_Requirements_
Copy each line in which the string "ylabel" occurs.

_Lines of data_
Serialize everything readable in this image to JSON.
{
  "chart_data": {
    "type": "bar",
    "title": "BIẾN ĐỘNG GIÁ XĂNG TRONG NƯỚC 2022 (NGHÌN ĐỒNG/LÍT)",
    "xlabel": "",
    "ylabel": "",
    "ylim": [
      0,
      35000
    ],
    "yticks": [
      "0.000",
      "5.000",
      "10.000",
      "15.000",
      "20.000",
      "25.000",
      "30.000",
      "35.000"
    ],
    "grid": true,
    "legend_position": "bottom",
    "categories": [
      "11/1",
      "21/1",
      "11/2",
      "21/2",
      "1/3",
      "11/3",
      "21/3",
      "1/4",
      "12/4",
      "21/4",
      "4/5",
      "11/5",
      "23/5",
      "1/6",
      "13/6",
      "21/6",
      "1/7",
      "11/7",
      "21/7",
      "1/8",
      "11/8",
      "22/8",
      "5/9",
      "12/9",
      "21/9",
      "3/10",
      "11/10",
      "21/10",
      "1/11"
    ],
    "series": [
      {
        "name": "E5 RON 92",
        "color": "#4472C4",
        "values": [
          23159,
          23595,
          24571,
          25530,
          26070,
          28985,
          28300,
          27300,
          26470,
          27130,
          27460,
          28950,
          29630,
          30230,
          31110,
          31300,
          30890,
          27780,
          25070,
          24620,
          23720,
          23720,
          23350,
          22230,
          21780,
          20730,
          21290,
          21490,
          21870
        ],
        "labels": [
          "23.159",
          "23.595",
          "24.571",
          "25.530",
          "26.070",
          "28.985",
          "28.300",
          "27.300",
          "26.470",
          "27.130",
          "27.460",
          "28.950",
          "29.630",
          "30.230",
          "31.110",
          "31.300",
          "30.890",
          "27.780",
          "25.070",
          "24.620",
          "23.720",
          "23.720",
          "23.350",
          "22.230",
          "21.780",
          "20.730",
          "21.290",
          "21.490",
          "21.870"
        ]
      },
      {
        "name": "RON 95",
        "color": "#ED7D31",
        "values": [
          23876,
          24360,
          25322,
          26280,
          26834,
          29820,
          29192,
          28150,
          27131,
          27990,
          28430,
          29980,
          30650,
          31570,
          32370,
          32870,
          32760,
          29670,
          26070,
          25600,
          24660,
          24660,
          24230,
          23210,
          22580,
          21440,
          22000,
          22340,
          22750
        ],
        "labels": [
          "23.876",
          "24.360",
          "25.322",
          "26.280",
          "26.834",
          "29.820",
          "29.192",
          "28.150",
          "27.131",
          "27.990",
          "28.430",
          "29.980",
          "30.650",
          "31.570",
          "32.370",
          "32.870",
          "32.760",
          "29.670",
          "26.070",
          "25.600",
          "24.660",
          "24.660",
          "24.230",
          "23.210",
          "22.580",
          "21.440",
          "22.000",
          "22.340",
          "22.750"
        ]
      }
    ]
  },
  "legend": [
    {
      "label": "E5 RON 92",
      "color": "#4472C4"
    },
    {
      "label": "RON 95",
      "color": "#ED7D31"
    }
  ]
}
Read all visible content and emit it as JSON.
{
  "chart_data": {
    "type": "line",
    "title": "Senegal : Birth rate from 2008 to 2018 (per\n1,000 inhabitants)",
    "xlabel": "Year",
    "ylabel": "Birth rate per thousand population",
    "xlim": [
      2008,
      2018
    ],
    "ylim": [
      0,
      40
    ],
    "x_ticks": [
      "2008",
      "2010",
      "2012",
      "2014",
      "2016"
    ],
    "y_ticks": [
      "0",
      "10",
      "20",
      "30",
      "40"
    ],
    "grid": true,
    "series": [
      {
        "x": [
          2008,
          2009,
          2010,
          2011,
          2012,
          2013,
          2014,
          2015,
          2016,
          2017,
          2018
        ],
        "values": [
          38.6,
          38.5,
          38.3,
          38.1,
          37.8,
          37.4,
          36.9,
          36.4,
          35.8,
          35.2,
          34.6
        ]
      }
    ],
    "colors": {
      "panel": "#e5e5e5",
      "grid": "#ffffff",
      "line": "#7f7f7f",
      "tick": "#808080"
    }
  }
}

_Output below_
    "ylabel": "",
    "ylabel": "Birth rate per thousand population",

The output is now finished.